Dataset records on visual material:
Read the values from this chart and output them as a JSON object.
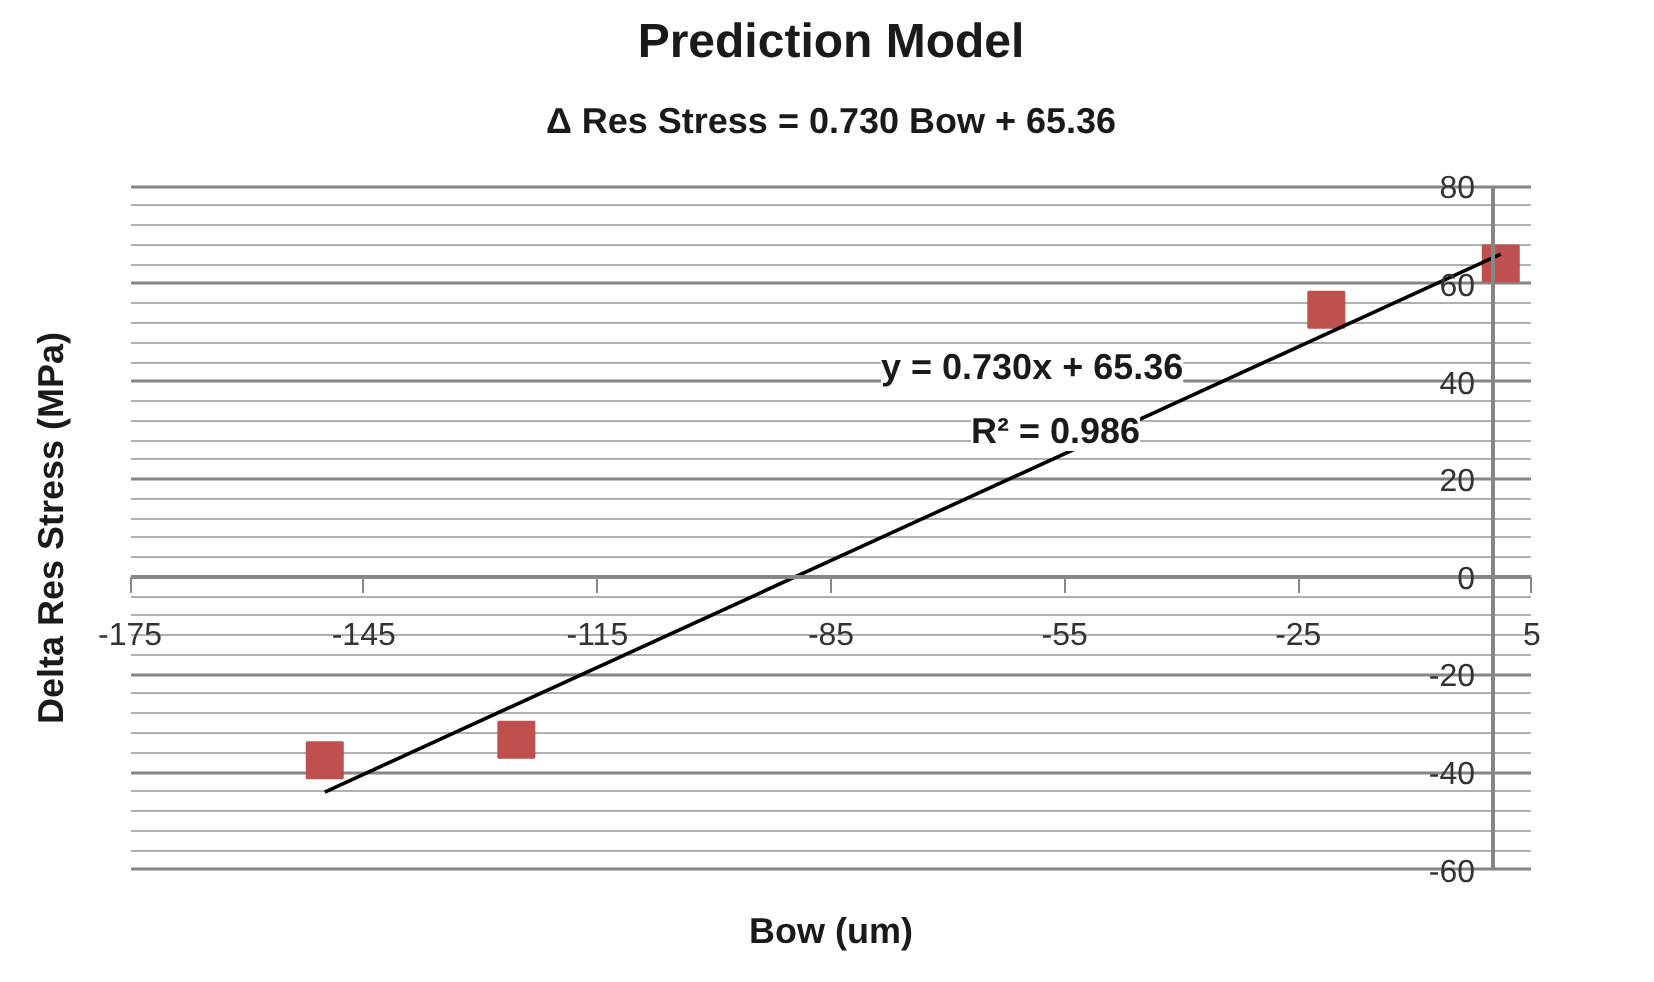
{
  "chart_data": {
    "type": "scatter",
    "title": "Prediction Model",
    "subtitle": "Δ Res Stress = 0.730 Bow + 65.36",
    "xlabel": "Bow (um)",
    "ylabel": "Delta Res Stress (MPa)",
    "x": [
      -150,
      -125.4,
      -21.4,
      1
    ],
    "series": [
      {
        "color": "#c0504d",
        "values": [
          -37.6,
          -33.4,
          54.7,
          64.2
        ],
        "marker": "square"
      },
      {
        "type": "line",
        "color": "#000000",
        "x": [
          -150,
          1
        ],
        "values": [
          -44.1,
          66.1
        ],
        "line_style": "solid"
      }
    ],
    "annotations": [
      "y = 0.730x + 65.36",
      "R² = 0.986"
    ],
    "xlim": [
      -175,
      5
    ],
    "xticks": [
      -175,
      -145,
      -115,
      -85,
      -55,
      -25,
      5
    ],
    "ylim": [
      -60,
      80
    ],
    "yticks": [
      -60,
      -40,
      -20,
      0,
      20,
      40,
      60,
      80
    ],
    "grid": "y"
  }
}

* **Challenge**:
Without the pictures, transcribe the listing above exactly.

* **Reply**:
Read the values from this chart and output them as a JSON object.
{
  "chart_data": {
    "type": "scatter",
    "title": "Prediction Model",
    "subtitle": "Δ Res Stress = 0.730 Bow + 65.36",
    "xlabel": "Bow (um)",
    "ylabel": "Delta Res Stress (MPa)",
    "x": [
      -150,
      -125.4,
      -21.4,
      1
    ],
    "series": [
      {
        "color": "#c0504d",
        "values": [
          -37.6,
          -33.4,
          54.7,
          64.2
        ],
        "marker": "square"
      },
      {
        "type": "line",
        "color": "#000000",
        "x": [
          -150,
          1
        ],
        "values": [
          -44.1,
          66.1
        ],
        "line_style": "solid"
      }
    ],
    "annotations": [
      "y = 0.730x + 65.36",
      "R² = 0.986"
    ],
    "xlim": [
      -175,
      5
    ],
    "xticks": [
      -175,
      -145,
      -115,
      -85,
      -55,
      -25,
      5
    ],
    "ylim": [
      -60,
      80
    ],
    "yticks": [
      -60,
      -40,
      -20,
      0,
      20,
      40,
      60,
      80
    ],
    "grid": "y"
  }
}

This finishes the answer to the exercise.